● Data entries
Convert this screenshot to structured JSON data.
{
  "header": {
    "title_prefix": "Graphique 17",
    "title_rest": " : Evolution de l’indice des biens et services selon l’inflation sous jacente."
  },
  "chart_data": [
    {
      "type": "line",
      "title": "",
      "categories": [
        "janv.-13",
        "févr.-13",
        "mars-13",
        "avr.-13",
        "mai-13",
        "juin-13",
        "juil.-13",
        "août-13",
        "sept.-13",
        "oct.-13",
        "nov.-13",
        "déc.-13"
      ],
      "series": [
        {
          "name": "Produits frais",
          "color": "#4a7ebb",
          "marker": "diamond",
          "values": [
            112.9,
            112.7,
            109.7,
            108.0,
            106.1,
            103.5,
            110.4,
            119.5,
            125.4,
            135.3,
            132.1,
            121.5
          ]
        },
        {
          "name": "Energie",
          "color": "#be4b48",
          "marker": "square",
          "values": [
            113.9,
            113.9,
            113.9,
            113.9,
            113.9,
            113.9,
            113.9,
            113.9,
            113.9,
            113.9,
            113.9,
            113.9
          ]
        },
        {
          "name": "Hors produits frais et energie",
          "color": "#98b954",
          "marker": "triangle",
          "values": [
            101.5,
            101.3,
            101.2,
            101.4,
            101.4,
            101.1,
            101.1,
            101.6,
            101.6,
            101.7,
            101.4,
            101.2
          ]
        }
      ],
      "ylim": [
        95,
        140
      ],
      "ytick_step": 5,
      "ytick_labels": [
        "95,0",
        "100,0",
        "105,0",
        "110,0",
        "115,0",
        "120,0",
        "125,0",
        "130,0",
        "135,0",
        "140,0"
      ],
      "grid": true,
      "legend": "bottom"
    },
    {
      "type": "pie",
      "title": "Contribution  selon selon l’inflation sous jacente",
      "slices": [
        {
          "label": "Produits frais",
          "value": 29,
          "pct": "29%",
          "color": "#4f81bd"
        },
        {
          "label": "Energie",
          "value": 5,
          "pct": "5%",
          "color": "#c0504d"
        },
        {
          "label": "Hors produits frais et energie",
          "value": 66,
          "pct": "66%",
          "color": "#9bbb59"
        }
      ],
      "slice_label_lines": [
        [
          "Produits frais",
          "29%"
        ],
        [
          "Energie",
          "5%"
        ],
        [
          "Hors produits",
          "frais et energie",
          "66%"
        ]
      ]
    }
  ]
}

● What is needed
Identify the lines above with the word "frais". Copy them.

● Complete output
          "name": "Produits frais",
          "name": "Hors produits frais et energie",
          "label": "Produits frais",
          "label": "Hors produits frais et energie",
          "Produits frais",
          "frais et energie",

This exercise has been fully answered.